**INSTRUCTION:** Tally how many lines of these entries hold the string "颗粒分析". Return the number alone.

**RECORDS PROVIDED:**
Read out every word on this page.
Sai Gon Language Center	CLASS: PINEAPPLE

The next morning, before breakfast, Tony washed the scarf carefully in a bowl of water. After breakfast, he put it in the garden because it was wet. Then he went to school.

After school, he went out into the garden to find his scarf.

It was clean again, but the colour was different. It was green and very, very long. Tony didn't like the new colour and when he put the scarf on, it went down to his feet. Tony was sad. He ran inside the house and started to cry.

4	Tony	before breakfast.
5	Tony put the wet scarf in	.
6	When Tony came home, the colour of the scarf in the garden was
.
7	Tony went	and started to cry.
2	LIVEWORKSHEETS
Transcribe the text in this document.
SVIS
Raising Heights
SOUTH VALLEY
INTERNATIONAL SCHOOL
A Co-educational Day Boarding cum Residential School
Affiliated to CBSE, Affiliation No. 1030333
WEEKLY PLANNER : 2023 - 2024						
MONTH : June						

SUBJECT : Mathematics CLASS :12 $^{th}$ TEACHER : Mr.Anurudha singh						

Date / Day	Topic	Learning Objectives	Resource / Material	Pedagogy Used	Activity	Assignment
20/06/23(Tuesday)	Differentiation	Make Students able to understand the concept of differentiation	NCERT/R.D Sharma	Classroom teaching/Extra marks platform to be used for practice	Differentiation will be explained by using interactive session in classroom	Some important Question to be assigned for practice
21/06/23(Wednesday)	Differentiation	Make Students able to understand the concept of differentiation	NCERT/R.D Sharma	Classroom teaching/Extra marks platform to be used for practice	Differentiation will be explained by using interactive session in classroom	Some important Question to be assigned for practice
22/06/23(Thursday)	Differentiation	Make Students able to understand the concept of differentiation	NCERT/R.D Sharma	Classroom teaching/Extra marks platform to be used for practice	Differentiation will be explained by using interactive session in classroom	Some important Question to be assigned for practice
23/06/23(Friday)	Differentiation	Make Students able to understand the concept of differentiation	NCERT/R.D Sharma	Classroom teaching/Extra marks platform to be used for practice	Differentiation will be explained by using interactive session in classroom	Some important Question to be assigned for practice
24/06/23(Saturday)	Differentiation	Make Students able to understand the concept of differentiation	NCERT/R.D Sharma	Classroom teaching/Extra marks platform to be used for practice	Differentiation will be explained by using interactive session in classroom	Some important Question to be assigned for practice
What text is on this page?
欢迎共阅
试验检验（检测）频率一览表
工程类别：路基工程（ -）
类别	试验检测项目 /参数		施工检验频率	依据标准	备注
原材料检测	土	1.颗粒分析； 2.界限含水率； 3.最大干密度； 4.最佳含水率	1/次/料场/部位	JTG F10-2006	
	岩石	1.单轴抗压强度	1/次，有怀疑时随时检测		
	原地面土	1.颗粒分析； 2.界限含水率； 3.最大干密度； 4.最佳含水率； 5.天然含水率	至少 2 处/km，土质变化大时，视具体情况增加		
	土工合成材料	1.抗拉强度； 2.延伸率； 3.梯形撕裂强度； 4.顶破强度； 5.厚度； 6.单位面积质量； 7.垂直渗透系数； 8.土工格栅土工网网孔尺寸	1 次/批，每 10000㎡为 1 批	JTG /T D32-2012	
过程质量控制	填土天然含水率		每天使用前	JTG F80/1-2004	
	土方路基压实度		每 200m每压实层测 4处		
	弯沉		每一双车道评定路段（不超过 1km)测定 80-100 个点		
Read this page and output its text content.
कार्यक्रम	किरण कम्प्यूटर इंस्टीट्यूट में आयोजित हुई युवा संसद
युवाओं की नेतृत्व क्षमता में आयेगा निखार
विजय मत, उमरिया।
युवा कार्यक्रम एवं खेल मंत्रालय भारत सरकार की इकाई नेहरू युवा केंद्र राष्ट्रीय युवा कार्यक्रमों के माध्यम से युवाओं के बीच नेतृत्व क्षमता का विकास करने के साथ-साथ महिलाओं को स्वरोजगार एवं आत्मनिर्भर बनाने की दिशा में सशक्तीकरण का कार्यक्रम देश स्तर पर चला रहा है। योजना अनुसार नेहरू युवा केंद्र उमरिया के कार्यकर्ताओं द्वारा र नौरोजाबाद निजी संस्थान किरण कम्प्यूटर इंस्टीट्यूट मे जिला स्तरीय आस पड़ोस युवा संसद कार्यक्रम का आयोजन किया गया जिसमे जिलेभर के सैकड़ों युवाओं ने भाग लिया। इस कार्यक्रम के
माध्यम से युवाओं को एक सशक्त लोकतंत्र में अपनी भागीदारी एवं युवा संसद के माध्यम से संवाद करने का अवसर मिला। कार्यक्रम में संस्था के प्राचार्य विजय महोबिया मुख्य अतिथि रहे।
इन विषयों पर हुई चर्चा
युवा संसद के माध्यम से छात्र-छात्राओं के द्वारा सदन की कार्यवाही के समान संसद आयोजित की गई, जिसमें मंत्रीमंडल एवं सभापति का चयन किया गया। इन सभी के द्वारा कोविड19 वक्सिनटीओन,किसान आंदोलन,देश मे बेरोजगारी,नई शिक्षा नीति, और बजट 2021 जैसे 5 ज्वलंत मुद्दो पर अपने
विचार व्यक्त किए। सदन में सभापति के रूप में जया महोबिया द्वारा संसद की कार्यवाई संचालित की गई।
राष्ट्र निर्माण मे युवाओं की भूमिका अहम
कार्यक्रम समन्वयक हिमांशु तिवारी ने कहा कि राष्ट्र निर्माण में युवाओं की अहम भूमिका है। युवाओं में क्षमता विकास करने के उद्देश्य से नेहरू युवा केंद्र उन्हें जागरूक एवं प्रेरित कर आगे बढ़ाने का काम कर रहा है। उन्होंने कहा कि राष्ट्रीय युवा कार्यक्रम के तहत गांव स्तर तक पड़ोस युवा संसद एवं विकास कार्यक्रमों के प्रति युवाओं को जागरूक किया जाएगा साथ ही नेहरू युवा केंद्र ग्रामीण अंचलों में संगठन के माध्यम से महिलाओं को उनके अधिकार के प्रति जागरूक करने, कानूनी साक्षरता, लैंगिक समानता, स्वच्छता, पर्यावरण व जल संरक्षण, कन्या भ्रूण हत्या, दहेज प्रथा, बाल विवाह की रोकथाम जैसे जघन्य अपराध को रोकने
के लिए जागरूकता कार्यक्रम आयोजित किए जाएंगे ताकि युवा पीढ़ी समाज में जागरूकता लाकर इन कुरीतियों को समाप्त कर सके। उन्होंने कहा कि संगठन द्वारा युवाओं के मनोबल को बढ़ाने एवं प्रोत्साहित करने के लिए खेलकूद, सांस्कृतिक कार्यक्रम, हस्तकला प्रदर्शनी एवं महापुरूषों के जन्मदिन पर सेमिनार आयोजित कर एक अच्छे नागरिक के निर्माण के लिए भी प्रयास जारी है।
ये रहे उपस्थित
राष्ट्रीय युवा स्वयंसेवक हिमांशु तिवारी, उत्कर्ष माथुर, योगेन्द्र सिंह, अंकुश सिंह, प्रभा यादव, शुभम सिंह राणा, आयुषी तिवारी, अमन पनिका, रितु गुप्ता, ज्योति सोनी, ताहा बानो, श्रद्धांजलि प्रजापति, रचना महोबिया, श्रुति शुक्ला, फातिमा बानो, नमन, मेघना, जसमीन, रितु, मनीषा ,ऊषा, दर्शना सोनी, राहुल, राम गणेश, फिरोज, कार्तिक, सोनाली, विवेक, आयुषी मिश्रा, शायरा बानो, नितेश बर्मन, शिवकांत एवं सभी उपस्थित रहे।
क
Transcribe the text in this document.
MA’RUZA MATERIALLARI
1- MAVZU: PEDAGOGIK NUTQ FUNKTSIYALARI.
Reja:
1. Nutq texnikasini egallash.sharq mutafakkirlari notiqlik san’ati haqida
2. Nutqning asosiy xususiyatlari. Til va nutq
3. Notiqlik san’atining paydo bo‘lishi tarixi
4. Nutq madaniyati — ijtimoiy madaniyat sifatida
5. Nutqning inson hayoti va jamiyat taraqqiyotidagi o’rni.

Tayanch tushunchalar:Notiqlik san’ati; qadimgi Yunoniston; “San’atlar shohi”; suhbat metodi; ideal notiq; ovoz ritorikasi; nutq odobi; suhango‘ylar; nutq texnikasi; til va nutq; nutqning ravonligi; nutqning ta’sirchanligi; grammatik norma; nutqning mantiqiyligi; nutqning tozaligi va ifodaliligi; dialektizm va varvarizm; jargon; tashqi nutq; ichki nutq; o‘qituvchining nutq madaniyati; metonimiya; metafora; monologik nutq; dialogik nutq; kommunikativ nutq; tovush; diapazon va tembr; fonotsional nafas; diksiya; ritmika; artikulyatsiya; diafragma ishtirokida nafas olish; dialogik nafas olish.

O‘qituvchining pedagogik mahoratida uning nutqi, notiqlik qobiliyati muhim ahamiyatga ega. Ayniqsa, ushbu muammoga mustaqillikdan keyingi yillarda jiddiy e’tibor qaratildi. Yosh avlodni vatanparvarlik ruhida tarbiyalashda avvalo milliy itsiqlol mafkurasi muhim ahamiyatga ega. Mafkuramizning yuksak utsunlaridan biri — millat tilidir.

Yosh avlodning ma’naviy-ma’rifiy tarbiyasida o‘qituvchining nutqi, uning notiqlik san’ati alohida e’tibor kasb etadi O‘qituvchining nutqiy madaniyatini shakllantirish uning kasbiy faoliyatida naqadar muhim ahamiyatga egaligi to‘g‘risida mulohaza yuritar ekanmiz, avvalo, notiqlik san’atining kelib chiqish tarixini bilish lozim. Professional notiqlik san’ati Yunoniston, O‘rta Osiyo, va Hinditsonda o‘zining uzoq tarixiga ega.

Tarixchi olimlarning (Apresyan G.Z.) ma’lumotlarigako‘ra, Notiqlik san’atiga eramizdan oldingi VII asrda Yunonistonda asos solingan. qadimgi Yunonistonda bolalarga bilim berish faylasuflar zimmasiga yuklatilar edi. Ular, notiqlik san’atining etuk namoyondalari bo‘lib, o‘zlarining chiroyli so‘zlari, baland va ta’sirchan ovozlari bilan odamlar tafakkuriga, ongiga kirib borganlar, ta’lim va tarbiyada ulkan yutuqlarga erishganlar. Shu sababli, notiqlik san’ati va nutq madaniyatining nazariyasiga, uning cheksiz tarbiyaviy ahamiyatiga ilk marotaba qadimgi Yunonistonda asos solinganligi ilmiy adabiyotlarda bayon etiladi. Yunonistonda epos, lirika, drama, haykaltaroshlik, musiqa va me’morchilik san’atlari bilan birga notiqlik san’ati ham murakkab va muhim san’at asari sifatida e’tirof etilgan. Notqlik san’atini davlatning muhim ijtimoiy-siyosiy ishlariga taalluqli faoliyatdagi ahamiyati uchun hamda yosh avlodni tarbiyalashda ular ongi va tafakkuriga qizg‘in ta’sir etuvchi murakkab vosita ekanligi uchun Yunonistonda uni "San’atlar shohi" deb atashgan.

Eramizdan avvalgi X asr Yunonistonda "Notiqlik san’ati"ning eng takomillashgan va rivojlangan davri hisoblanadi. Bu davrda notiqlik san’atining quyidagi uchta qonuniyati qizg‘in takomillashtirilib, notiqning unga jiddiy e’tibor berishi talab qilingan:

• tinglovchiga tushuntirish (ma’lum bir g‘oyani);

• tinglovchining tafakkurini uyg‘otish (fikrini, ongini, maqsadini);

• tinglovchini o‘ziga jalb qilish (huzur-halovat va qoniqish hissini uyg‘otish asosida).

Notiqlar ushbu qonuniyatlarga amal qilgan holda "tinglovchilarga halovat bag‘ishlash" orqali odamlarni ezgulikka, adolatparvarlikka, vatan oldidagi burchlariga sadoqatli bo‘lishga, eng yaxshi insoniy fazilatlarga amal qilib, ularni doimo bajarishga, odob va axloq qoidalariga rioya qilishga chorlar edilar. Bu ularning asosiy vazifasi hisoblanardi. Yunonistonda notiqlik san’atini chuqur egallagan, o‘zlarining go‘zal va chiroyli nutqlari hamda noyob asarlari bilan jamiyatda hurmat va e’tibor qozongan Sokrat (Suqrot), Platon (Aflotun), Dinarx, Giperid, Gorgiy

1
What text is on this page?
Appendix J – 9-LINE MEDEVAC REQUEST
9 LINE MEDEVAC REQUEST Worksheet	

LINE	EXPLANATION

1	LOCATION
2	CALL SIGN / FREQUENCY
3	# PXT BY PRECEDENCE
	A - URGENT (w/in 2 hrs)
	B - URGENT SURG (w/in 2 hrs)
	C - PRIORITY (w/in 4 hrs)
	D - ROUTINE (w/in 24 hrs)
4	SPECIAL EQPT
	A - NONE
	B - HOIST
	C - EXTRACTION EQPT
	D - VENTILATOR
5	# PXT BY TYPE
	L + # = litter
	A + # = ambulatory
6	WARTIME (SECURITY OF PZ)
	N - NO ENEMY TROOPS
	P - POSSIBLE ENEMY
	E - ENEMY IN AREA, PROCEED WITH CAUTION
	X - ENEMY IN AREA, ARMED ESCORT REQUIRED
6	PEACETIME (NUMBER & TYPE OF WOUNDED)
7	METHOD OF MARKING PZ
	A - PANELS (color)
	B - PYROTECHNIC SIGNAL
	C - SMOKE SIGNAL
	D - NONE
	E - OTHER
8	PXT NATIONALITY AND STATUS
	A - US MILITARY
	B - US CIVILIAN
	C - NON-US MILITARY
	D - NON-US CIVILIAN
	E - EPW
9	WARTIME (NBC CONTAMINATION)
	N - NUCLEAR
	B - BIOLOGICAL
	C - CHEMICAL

**COMPLETE RESPONSE:** 2